**Exercise data**:

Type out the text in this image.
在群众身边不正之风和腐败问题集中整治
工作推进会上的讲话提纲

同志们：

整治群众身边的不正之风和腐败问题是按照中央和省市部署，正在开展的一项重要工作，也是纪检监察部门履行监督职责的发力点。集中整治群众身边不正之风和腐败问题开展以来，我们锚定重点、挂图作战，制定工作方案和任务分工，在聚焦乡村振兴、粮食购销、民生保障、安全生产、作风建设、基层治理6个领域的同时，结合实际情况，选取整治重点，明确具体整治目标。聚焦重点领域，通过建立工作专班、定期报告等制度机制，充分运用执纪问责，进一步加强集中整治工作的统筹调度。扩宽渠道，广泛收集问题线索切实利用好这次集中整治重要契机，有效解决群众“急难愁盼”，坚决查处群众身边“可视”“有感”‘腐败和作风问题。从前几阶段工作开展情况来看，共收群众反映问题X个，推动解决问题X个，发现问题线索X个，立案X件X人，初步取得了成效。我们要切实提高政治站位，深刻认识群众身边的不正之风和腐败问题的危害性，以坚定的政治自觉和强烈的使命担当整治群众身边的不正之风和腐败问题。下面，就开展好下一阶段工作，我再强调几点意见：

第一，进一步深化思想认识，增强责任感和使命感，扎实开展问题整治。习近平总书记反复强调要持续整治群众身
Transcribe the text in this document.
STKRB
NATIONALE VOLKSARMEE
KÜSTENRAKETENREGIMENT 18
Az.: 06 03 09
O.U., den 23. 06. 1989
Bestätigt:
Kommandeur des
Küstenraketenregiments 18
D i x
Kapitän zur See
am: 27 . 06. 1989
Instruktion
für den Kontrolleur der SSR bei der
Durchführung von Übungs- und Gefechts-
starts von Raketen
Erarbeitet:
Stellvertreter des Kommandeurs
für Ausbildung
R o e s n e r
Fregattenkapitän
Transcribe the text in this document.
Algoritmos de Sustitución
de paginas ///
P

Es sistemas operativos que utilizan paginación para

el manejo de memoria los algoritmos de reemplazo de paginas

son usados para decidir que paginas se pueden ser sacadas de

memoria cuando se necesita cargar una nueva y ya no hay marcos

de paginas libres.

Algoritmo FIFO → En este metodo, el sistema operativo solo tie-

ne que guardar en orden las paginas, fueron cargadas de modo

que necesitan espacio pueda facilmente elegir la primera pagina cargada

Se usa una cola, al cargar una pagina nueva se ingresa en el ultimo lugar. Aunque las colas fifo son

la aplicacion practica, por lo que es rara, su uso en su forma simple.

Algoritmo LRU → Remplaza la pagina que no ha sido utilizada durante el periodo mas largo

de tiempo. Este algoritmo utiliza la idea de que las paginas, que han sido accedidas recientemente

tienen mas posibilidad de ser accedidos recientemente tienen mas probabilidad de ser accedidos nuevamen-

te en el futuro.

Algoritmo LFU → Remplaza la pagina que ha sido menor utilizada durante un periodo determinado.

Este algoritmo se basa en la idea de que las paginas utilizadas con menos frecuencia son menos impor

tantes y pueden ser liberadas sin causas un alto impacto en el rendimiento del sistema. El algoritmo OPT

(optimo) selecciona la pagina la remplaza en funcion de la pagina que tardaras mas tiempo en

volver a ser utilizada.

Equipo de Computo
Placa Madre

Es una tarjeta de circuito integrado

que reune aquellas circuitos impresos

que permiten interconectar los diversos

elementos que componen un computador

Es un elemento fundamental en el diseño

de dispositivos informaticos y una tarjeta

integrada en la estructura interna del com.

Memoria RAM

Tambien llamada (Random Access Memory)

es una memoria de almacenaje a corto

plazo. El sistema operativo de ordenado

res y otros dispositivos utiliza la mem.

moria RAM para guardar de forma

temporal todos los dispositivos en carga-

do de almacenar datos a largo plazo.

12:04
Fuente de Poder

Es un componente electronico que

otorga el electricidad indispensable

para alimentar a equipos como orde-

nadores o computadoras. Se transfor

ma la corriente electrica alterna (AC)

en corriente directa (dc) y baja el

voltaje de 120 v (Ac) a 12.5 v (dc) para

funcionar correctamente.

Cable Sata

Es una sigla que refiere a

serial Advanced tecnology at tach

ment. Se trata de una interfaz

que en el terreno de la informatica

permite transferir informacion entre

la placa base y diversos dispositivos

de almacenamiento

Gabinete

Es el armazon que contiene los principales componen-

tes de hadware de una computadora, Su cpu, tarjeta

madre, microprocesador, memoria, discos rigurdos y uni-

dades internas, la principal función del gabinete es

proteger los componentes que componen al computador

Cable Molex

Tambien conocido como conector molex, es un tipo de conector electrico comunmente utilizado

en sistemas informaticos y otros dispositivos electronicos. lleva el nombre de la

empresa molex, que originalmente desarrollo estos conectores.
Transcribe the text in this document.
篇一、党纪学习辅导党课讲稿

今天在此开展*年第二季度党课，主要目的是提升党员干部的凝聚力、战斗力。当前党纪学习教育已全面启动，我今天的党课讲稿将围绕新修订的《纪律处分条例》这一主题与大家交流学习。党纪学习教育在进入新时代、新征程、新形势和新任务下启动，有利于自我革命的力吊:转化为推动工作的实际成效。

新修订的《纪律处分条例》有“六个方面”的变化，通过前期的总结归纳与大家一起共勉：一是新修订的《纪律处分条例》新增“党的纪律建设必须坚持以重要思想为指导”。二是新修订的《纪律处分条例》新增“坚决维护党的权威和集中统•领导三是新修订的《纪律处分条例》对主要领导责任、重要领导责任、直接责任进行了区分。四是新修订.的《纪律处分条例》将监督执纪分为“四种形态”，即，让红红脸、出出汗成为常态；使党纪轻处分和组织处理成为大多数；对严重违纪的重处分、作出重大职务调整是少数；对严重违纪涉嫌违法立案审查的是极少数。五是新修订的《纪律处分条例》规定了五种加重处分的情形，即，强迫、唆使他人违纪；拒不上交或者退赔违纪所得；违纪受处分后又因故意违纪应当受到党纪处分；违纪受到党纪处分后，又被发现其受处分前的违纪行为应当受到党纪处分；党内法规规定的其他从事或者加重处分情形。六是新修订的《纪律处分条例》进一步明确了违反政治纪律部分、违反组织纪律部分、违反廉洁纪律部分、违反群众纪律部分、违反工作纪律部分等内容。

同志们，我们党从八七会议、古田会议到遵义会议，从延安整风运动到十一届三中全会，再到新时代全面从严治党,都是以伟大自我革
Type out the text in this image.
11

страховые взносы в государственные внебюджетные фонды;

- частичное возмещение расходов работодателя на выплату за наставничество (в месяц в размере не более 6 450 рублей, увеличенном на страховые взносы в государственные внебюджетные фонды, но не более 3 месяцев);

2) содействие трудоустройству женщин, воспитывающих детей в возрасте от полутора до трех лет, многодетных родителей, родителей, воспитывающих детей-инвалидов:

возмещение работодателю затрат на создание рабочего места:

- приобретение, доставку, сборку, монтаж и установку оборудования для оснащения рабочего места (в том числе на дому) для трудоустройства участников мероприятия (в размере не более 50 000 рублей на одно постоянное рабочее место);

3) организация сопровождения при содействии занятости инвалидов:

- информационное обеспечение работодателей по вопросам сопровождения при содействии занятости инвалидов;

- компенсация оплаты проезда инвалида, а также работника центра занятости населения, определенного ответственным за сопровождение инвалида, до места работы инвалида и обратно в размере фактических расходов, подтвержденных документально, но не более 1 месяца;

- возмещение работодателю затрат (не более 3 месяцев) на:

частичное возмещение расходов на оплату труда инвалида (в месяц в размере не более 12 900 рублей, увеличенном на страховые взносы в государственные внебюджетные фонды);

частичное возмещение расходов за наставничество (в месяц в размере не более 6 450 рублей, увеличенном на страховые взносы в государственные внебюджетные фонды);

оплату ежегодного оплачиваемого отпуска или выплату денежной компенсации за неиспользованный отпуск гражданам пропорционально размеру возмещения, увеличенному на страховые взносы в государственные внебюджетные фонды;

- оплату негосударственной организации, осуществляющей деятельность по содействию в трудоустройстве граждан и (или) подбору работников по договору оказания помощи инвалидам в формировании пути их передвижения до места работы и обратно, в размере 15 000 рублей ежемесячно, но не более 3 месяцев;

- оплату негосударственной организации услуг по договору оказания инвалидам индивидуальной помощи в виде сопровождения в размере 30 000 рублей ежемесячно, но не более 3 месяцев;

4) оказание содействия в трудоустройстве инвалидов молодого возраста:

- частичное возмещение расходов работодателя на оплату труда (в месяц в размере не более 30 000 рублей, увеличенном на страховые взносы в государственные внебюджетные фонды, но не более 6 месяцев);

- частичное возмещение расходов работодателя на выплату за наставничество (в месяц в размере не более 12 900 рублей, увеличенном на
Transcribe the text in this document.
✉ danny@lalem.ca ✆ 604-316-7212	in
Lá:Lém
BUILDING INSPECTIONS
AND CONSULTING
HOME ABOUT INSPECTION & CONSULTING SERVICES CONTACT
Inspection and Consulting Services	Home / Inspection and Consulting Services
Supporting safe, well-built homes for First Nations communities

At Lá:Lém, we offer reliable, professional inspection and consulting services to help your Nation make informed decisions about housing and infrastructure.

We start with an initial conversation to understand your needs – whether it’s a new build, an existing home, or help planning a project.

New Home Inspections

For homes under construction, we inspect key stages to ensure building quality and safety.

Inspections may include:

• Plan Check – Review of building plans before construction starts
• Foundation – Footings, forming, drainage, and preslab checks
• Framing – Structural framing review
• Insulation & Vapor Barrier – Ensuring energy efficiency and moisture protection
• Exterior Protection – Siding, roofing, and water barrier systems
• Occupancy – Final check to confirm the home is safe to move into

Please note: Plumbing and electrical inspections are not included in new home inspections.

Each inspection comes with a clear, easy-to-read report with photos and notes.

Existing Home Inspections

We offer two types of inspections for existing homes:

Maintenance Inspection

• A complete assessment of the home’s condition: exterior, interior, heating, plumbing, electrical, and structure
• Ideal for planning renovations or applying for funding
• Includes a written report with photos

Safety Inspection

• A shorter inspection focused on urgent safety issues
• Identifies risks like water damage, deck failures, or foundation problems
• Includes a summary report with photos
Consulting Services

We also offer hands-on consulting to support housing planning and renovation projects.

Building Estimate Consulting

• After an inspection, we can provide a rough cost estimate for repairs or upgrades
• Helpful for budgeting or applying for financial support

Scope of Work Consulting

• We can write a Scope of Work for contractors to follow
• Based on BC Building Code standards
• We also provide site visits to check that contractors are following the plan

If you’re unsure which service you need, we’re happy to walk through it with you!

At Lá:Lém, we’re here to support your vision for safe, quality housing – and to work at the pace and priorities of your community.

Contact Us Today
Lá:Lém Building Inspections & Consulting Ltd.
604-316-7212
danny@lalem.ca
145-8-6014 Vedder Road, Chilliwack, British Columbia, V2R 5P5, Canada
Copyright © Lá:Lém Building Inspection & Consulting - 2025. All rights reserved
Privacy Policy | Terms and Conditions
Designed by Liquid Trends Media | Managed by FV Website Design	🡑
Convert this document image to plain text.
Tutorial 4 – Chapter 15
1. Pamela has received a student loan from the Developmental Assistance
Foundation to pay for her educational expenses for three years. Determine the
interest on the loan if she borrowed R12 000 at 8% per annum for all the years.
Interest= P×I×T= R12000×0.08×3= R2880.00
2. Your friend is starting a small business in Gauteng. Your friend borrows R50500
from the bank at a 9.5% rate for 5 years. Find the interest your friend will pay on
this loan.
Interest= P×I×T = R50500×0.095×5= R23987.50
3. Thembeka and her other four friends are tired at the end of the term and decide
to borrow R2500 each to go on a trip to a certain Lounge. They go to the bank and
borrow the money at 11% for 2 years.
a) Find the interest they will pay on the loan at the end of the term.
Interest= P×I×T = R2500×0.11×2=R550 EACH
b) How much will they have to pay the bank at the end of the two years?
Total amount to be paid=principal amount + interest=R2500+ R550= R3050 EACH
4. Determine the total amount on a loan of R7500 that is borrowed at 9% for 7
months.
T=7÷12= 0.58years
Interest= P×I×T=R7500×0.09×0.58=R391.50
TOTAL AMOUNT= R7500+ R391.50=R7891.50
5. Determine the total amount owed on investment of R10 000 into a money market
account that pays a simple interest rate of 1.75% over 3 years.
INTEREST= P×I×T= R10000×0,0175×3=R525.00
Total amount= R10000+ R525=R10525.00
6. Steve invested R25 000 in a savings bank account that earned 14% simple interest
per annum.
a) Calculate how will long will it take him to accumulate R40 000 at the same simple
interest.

**What needs to be done**: Say how many lines in the records hold the string "guardar", and say nothing else.

**Task output**: 2